## Given problem:
Where a line in the listing below contains the word "relative", copy that line.

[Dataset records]
--- Start ---

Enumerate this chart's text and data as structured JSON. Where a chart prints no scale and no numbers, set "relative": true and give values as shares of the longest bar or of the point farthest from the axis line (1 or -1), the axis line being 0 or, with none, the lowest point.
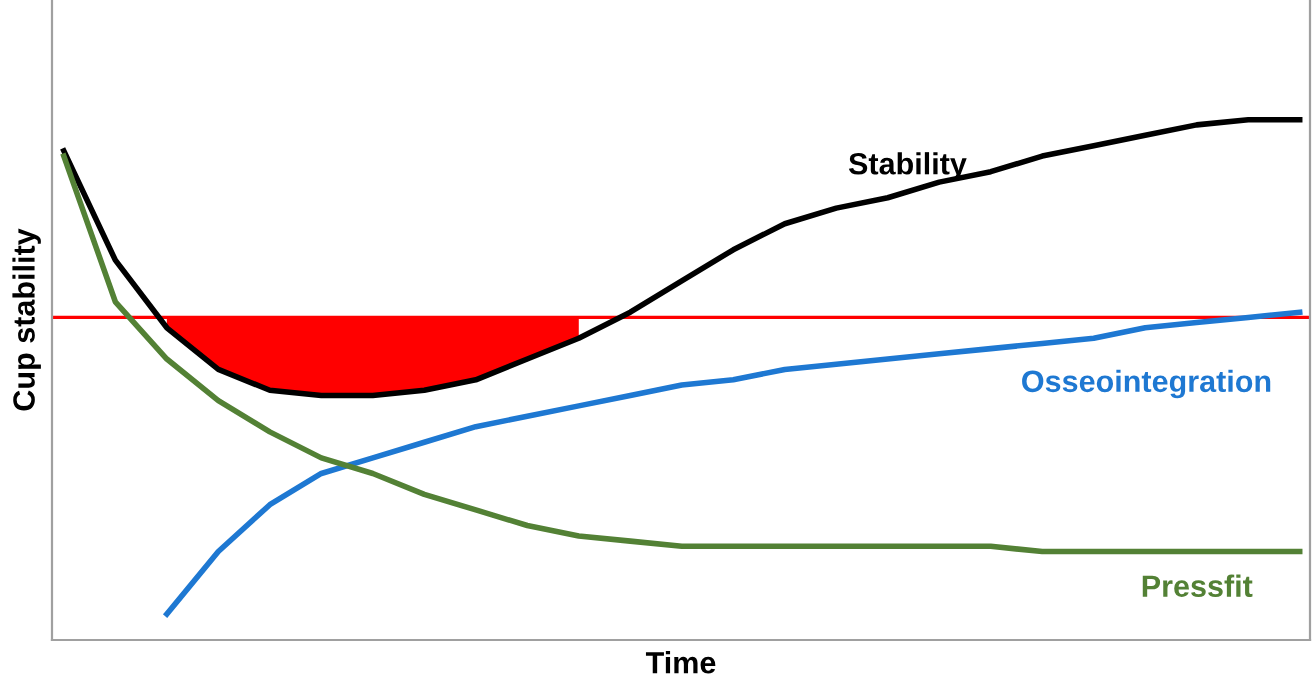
{
  "chart_data": {
    "type": "line",
    "relative": true,
    "xlabel": "Time",
    "ylabel": "Cup stability",
    "legend": false,
    "marker": "none",
    "line_style": "solid",
    "categories": [
      null,
      null,
      null,
      null,
      null,
      null,
      null,
      null,
      null,
      null,
      null,
      null,
      null,
      null,
      null,
      null,
      null,
      null,
      null,
      null,
      null,
      null,
      null,
      null,
      null
    ],
    "series": [
      {
        "name": "Stability",
        "color": "#000000",
        "values": [
          0.94,
          0.73,
          0.6,
          0.52,
          0.48,
          0.47,
          0.47,
          0.48,
          0.5,
          0.54,
          0.58,
          0.63,
          0.69,
          0.75,
          0.8,
          0.83,
          0.85,
          0.88,
          0.9,
          0.93,
          0.95,
          0.97,
          0.99,
          1.0,
          1.0
        ],
        "upper": [
          null,
          null,
          0.62,
          0.62,
          0.62,
          0.62,
          0.62,
          0.62,
          0.62,
          0.62,
          0.62,
          null,
          null,
          null,
          null,
          null,
          null,
          null,
          null,
          null,
          null,
          null,
          null,
          null,
          null
        ],
        "lower": [
          null,
          null,
          0.6,
          0.52,
          0.48,
          0.47,
          0.47,
          0.48,
          0.5,
          0.54,
          0.58,
          null,
          null,
          null,
          null,
          null,
          null,
          null,
          null,
          null,
          null,
          null,
          null,
          null,
          null
        ]
      },
      {
        "name": "Osseointegration",
        "color": "#1e78d2",
        "values": [
          null,
          null,
          0.05,
          0.17,
          0.26,
          0.32,
          0.35,
          0.38,
          0.41,
          0.43,
          0.45,
          0.47,
          0.49,
          0.5,
          0.52,
          0.53,
          0.54,
          0.55,
          0.56,
          0.57,
          0.58,
          0.6,
          0.61,
          0.62,
          0.63
        ]
      },
      {
        "name": "Pressfit",
        "color": "#538135",
        "values": [
          0.93,
          0.65,
          0.54,
          0.46,
          0.4,
          0.35,
          0.32,
          0.28,
          0.25,
          0.22,
          0.2,
          0.19,
          0.18,
          0.18,
          0.18,
          0.18,
          0.18,
          0.18,
          0.18,
          0.17,
          0.17,
          0.17,
          0.17,
          0.17,
          0.17
        ]
      }
    ],
    "ref_lines": [
      {
        "axis": "y",
        "value": 0.62,
        "color": "#ff0000"
      }
    ]
  }
}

--- End ---

## Finished answer:
Enumerate this chart's text and data as structured JSON. Where a chart prints no scale and no numbers, set "relative": true and give values as shares of the longest bar or of the point farthest from the axis line (1 or -1), the axis line being 0 or, with none, the lowest point.
    "relative": true,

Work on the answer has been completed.